Set exercise: Select the lines that hold the word "type" and copy each one.

## begin Task material

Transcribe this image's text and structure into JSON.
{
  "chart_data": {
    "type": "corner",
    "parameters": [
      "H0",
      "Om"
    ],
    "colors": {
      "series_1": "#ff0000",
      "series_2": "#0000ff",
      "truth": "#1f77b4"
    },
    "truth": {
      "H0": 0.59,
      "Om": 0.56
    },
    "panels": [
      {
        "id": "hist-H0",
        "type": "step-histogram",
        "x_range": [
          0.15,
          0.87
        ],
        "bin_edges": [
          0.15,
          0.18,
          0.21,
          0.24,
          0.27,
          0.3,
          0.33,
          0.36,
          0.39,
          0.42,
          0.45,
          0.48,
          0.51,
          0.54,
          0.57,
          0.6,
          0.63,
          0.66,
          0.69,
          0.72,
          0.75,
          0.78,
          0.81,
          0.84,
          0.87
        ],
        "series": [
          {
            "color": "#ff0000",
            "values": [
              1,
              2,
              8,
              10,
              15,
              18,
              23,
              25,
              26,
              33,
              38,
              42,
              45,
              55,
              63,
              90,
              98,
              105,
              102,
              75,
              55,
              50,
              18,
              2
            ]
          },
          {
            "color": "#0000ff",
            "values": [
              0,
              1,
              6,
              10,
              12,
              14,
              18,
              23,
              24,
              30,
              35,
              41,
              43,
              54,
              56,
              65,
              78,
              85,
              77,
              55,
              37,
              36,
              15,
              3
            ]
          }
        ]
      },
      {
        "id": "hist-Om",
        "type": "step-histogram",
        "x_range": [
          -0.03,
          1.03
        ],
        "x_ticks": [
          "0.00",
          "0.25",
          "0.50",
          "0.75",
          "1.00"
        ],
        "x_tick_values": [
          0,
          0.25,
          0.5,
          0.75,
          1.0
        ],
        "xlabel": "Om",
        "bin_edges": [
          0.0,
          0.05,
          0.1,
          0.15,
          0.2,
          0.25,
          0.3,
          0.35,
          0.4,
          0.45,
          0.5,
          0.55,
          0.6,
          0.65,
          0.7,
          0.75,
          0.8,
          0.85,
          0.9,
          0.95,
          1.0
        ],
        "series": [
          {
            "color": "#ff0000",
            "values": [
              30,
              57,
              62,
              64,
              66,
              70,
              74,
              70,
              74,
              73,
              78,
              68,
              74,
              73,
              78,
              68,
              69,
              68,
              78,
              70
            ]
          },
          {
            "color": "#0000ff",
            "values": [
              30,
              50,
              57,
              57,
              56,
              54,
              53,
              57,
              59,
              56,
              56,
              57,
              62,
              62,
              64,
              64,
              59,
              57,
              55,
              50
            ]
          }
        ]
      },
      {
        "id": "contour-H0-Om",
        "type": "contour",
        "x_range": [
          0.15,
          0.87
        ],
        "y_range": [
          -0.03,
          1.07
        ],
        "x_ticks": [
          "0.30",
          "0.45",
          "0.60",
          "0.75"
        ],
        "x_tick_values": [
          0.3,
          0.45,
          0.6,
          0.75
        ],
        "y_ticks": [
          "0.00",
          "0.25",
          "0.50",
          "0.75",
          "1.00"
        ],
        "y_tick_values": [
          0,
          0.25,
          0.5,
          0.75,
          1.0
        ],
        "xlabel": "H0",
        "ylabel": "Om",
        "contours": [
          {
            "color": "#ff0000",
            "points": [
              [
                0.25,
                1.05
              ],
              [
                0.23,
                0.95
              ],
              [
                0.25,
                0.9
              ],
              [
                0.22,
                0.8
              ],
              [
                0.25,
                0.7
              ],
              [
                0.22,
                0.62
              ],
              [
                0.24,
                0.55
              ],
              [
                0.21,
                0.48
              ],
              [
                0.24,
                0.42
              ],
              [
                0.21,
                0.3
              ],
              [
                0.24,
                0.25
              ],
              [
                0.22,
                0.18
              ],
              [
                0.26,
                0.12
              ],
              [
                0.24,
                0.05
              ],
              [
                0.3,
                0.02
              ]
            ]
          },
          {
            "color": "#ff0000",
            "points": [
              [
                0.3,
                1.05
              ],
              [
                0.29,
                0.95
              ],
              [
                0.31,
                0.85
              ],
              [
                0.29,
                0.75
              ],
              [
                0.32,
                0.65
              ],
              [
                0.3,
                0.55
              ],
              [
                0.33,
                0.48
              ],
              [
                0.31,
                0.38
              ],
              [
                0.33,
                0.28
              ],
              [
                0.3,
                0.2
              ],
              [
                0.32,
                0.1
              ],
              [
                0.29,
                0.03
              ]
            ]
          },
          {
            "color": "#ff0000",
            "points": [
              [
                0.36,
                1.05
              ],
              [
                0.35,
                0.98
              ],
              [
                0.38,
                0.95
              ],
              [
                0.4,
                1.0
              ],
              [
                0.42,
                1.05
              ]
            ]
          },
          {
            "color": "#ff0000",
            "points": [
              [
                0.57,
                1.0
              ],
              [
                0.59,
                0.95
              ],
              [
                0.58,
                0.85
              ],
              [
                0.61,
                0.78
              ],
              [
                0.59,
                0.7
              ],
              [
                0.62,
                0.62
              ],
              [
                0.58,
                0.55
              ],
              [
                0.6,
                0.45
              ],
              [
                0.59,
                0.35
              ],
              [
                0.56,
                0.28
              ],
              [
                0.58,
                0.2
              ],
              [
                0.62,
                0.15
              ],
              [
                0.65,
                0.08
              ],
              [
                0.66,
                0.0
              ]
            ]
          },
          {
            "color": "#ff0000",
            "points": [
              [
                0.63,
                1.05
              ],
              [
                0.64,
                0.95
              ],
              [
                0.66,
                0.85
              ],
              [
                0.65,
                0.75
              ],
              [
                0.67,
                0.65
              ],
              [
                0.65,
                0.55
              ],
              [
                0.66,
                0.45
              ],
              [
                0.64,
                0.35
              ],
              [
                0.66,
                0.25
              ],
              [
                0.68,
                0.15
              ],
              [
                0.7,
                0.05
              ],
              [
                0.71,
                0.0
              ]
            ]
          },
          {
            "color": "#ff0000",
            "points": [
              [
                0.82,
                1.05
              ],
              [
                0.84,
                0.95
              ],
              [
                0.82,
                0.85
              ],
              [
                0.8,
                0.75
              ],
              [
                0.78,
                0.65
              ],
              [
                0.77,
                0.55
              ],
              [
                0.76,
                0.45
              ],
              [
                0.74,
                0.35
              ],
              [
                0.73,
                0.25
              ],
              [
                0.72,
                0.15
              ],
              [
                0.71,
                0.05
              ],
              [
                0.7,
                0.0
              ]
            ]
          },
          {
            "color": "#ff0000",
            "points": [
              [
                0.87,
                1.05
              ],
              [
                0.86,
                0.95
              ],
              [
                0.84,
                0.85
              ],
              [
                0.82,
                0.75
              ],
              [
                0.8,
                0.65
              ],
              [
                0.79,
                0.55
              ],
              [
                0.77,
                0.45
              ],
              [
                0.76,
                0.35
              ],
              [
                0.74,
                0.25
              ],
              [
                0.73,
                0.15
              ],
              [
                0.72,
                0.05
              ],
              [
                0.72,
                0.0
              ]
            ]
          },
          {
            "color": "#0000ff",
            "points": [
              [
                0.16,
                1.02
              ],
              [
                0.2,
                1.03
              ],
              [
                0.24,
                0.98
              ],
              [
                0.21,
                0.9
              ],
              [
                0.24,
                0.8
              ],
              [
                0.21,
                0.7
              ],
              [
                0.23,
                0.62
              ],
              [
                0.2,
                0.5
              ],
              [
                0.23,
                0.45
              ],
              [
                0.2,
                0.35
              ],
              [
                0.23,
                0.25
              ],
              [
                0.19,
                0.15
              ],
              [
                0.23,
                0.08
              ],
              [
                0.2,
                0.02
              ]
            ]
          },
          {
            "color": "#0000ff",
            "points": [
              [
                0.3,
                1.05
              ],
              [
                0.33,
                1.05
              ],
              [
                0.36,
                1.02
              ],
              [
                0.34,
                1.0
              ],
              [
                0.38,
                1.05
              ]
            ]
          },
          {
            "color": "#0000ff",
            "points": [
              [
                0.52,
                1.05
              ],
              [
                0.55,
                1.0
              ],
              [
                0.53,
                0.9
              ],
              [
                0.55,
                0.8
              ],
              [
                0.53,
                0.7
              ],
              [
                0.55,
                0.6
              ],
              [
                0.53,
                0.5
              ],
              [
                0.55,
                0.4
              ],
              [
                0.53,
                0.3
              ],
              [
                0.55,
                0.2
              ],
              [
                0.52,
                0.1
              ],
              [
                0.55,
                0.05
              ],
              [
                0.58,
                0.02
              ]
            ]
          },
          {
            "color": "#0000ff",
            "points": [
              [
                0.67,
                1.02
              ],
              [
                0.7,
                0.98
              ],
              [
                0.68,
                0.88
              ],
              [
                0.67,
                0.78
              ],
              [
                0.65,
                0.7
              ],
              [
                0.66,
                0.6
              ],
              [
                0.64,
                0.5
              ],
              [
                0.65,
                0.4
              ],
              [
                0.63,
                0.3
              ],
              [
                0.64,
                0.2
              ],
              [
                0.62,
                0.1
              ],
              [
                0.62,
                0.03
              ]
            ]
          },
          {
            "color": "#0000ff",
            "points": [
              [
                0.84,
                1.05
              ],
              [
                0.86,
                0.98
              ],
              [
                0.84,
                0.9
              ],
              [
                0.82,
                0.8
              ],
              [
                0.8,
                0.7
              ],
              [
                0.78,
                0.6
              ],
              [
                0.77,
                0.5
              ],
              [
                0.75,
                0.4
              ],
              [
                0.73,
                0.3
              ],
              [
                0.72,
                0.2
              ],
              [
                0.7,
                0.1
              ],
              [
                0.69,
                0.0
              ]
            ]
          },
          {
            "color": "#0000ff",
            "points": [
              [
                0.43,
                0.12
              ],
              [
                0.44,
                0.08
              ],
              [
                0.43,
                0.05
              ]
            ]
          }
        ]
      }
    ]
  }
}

## end Task material

Answer to this problem:
    "type": "corner",
        "type": "step-histogram",
        "type": "step-histogram",
        "type": "contour",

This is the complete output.